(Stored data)
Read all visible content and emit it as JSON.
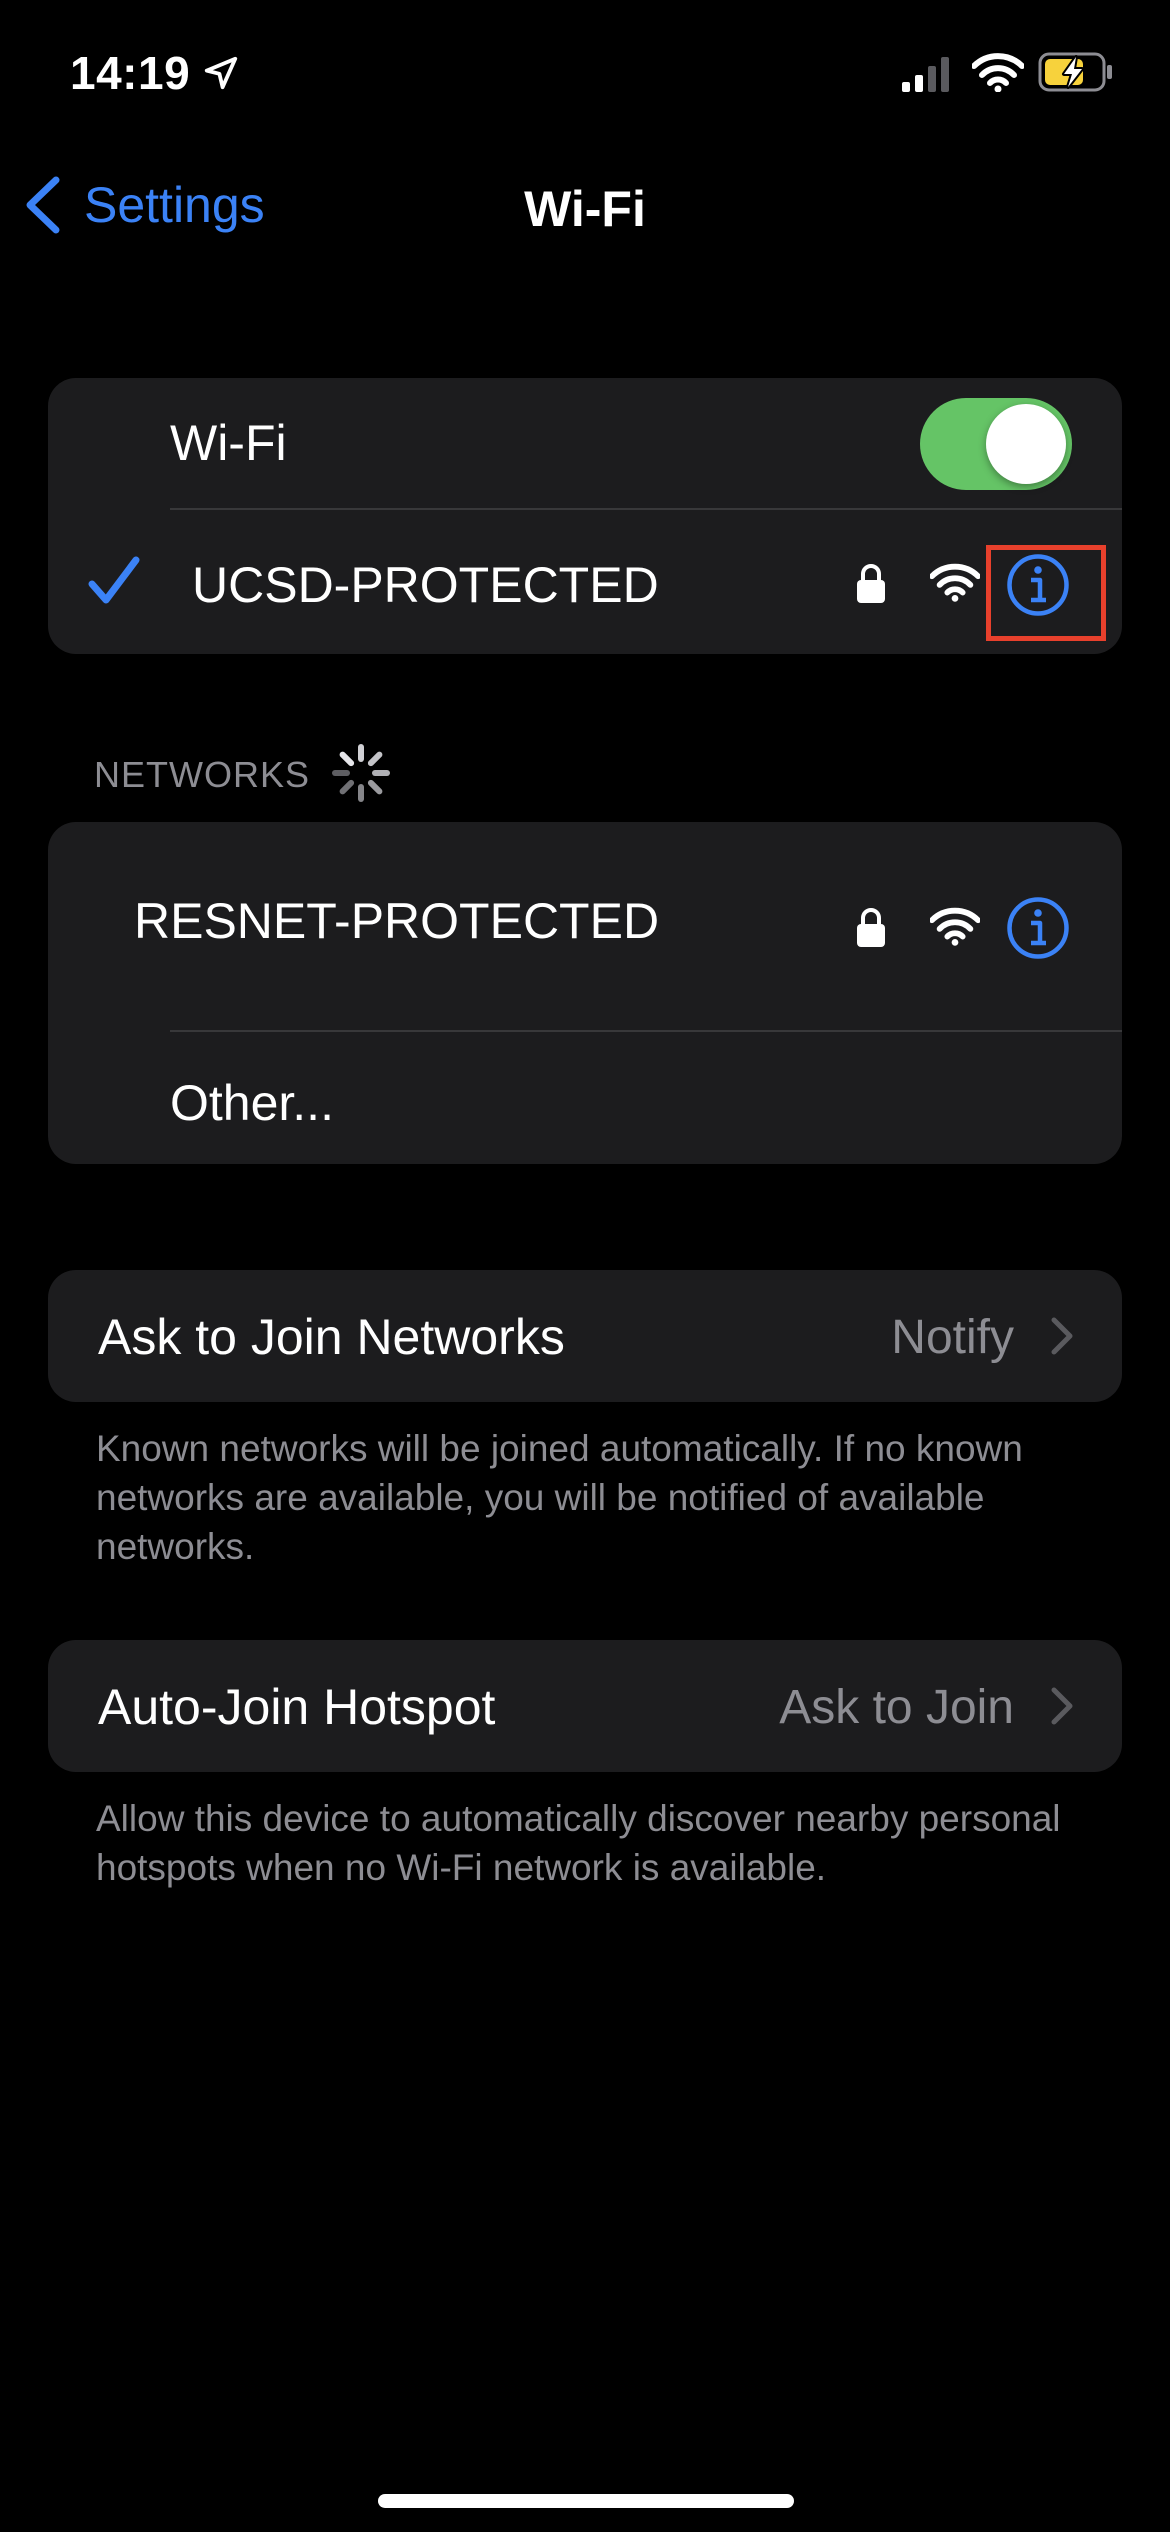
{
  "status_bar": {
    "time": "14:19",
    "location_icon": "location-arrow-icon",
    "signal_icon": "cellular-signal-icon",
    "wifi_icon": "wifi-icon",
    "battery_icon": "battery-charging-icon",
    "battery_color": "#f7d23c"
  },
  "nav": {
    "back_label": "Settings",
    "title": "Wi-Fi"
  },
  "wifi_group": {
    "toggle_label": "Wi-Fi",
    "toggle_on": true,
    "toggle_color": "#65c466",
    "connected_network": {
      "name": "UCSD-PROTECTED",
      "secured": true,
      "info_icon": "info-icon"
    }
  },
  "networks_section": {
    "header": "NETWORKS",
    "items": [
      {
        "name": "RESNET-PROTECTED",
        "secured": true
      },
      {
        "name": "Other..."
      }
    ]
  },
  "ask_to_join": {
    "label": "Ask to Join Networks",
    "value": "Notify",
    "footnote": "Known networks will be joined automatically. If no known networks are available, you will be notified of available networks."
  },
  "auto_join_hotspot": {
    "label": "Auto-Join Hotspot",
    "value": "Ask to Join",
    "footnote": "Allow this device to automatically discover nearby personal hotspots when no Wi-Fi network is available."
  },
  "colors": {
    "accent": "#3b82f6",
    "highlight_box": "#e8402c",
    "group_background": "#1c1c1e",
    "secondary_text": "#8d8d93"
  }
}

## Work instructions
Return all the entries word for word, but omit any pictures they contain.

## Exercise output
Read all visible content and emit it as JSON.
{
  "status_bar": {
    "time": "14:19",
    "location_icon": "location-arrow-icon",
    "signal_icon": "cellular-signal-icon",
    "wifi_icon": "wifi-icon",
    "battery_icon": "battery-charging-icon",
    "battery_color": "#f7d23c"
  },
  "nav": {
    "back_label": "Settings",
    "title": "Wi-Fi"
  },
  "wifi_group": {
    "toggle_label": "Wi-Fi",
    "toggle_on": true,
    "toggle_color": "#65c466",
    "connected_network": {
      "name": "UCSD-PROTECTED",
      "secured": true,
      "info_icon": "info-icon"
    }
  },
  "networks_section": {
    "header": "NETWORKS",
    "items": [
      {
        "name": "RESNET-PROTECTED",
        "secured": true
      },
      {
        "name": "Other..."
      }
    ]
  },
  "ask_to_join": {
    "label": "Ask to Join Networks",
    "value": "Notify",
    "footnote": "Known networks will be joined automatically. If no known networks are available, you will be notified of available networks."
  },
  "auto_join_hotspot": {
    "label": "Auto-Join Hotspot",
    "value": "Ask to Join",
    "footnote": "Allow this device to automatically discover nearby personal hotspots when no Wi-Fi network is available."
  },
  "colors": {
    "accent": "#3b82f6",
    "highlight_box": "#e8402c",
    "group_background": "#1c1c1e",
    "secondary_text": "#8d8d93"
  }
}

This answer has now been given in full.